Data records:
- - - -

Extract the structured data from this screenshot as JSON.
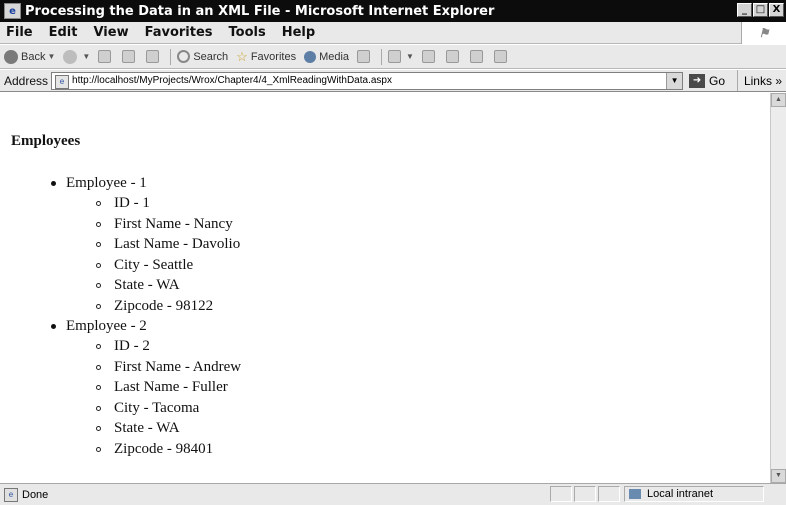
{
  "window": {
    "title": "Processing the Data in an XML File - Microsoft Internet Explorer",
    "controls": [
      "_",
      "□",
      "X"
    ]
  },
  "menu": {
    "items": [
      "File",
      "Edit",
      "View",
      "Favorites",
      "Tools",
      "Help"
    ]
  },
  "toolbar": {
    "back_label": "Back",
    "search_label": "Search",
    "favorites_label": "Favorites",
    "media_label": "Media"
  },
  "address": {
    "label": "Address",
    "url": "http://localhost/MyProjects/Wrox/Chapter4/4_XmlReadingWithData.aspx",
    "go_label": "Go",
    "links_label": "Links »"
  },
  "page": {
    "heading": "Employees",
    "employees": [
      {
        "label": "Employee - 1",
        "fields": [
          "ID - 1",
          "First Name - Nancy",
          "Last Name - Davolio",
          "City - Seattle",
          "State - WA",
          "Zipcode - 98122"
        ]
      },
      {
        "label": "Employee - 2",
        "fields": [
          "ID - 2",
          "First Name - Andrew",
          "Last Name - Fuller",
          "City - Tacoma",
          "State - WA",
          "Zipcode - 98401"
        ]
      }
    ]
  },
  "status": {
    "text": "Done",
    "zone": "Local intranet"
  }
}
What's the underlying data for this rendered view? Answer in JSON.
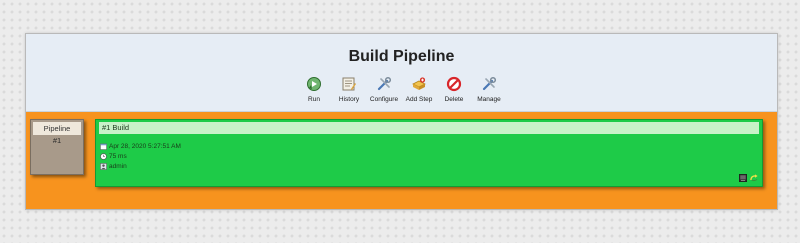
{
  "page": {
    "title": "Build Pipeline",
    "toolbar": [
      {
        "label": "Run",
        "icon": "run-icon"
      },
      {
        "label": "History",
        "icon": "history-icon"
      },
      {
        "label": "Configure",
        "icon": "configure-icon"
      },
      {
        "label": "Add Step",
        "icon": "add-step-icon"
      },
      {
        "label": "Delete",
        "icon": "delete-icon"
      },
      {
        "label": "Manage",
        "icon": "manage-icon"
      }
    ]
  },
  "pipeline": {
    "label": "Pipeline",
    "number": "#1"
  },
  "build": {
    "title": "#1 Build",
    "date": "Apr 28, 2020 5:27:51 AM",
    "duration": "75 ms",
    "user": "admin",
    "status_color": "#1ecb48"
  },
  "colors": {
    "frame": "#f7931e",
    "header": "#e6edf5",
    "pipeline_box": "#a89a8a"
  }
}
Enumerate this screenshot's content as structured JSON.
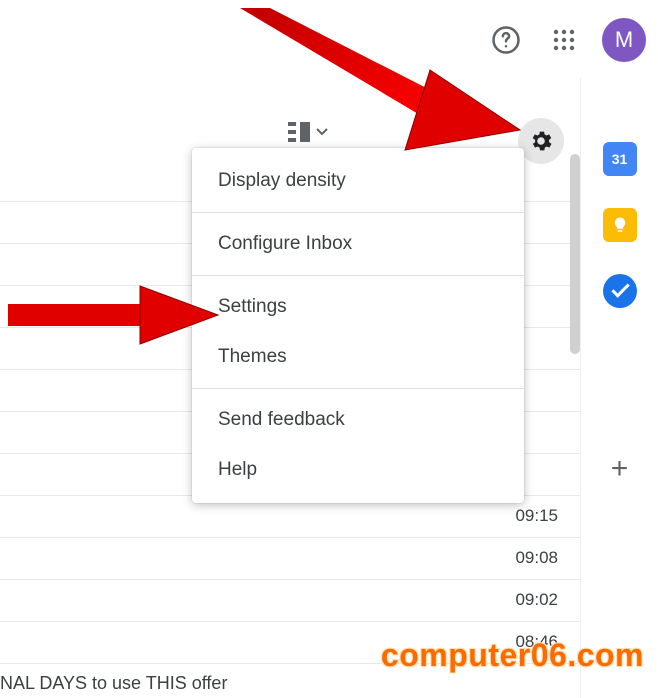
{
  "header": {
    "avatar_initial": "M"
  },
  "menu": {
    "items": [
      "Display density",
      "Configure Inbox",
      "Settings",
      "Themes",
      "Send feedback",
      "Help"
    ]
  },
  "side_panel": {
    "calendar_day": "31"
  },
  "mail": {
    "times": [
      "09:15",
      "09:08",
      "09:02",
      "08:46"
    ],
    "partial_row_text": "NAL DAYS to use THIS offer"
  },
  "watermark": "computer06.com"
}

- - - -

▶ [REQUIREMENT] Copy the data character for character, but drop all pictures from the copy.

▶ [RESULT]
Extract the structured data from this screenshot as JSON.
{
  "window": {
    "title": "Processing the Data in an XML File - Microsoft Internet Explorer",
    "controls": [
      "_",
      "□",
      "X"
    ]
  },
  "menu": {
    "items": [
      "File",
      "Edit",
      "View",
      "Favorites",
      "Tools",
      "Help"
    ]
  },
  "toolbar": {
    "back_label": "Back",
    "search_label": "Search",
    "favorites_label": "Favorites",
    "media_label": "Media"
  },
  "address": {
    "label": "Address",
    "url": "http://localhost/MyProjects/Wrox/Chapter4/4_XmlReadingWithData.aspx",
    "go_label": "Go",
    "links_label": "Links »"
  },
  "page": {
    "heading": "Employees",
    "employees": [
      {
        "label": "Employee - 1",
        "fields": [
          "ID - 1",
          "First Name - Nancy",
          "Last Name - Davolio",
          "City - Seattle",
          "State - WA",
          "Zipcode - 98122"
        ]
      },
      {
        "label": "Employee - 2",
        "fields": [
          "ID - 2",
          "First Name - Andrew",
          "Last Name - Fuller",
          "City - Tacoma",
          "State - WA",
          "Zipcode - 98401"
        ]
      }
    ]
  },
  "status": {
    "text": "Done",
    "zone": "Local intranet"
  }
}
What's the underlying data for this rendered view? Answer in JSON.
{
  "page": {
    "title": "Build Pipeline",
    "toolbar": [
      {
        "label": "Run",
        "icon": "run-icon"
      },
      {
        "label": "History",
        "icon": "history-icon"
      },
      {
        "label": "Configure",
        "icon": "configure-icon"
      },
      {
        "label": "Add Step",
        "icon": "add-step-icon"
      },
      {
        "label": "Delete",
        "icon": "delete-icon"
      },
      {
        "label": "Manage",
        "icon": "manage-icon"
      }
    ]
  },
  "pipeline": {
    "label": "Pipeline",
    "number": "#1"
  },
  "build": {
    "title": "#1 Build",
    "date": "Apr 28, 2020 5:27:51 AM",
    "duration": "75 ms",
    "user": "admin",
    "status_color": "#1ecb48"
  },
  "colors": {
    "frame": "#f7931e",
    "header": "#e6edf5",
    "pipeline_box": "#a89a8a"
  }
}
Enumerate this screenshot's content as structured JSON.
{
  "header": {
    "avatar_initial": "M"
  },
  "menu": {
    "items": [
      "Display density",
      "Configure Inbox",
      "Settings",
      "Themes",
      "Send feedback",
      "Help"
    ]
  },
  "side_panel": {
    "calendar_day": "31"
  },
  "mail": {
    "times": [
      "09:15",
      "09:08",
      "09:02",
      "08:46"
    ],
    "partial_row_text": "NAL DAYS to use THIS offer"
  },
  "watermark": "computer06.com"
}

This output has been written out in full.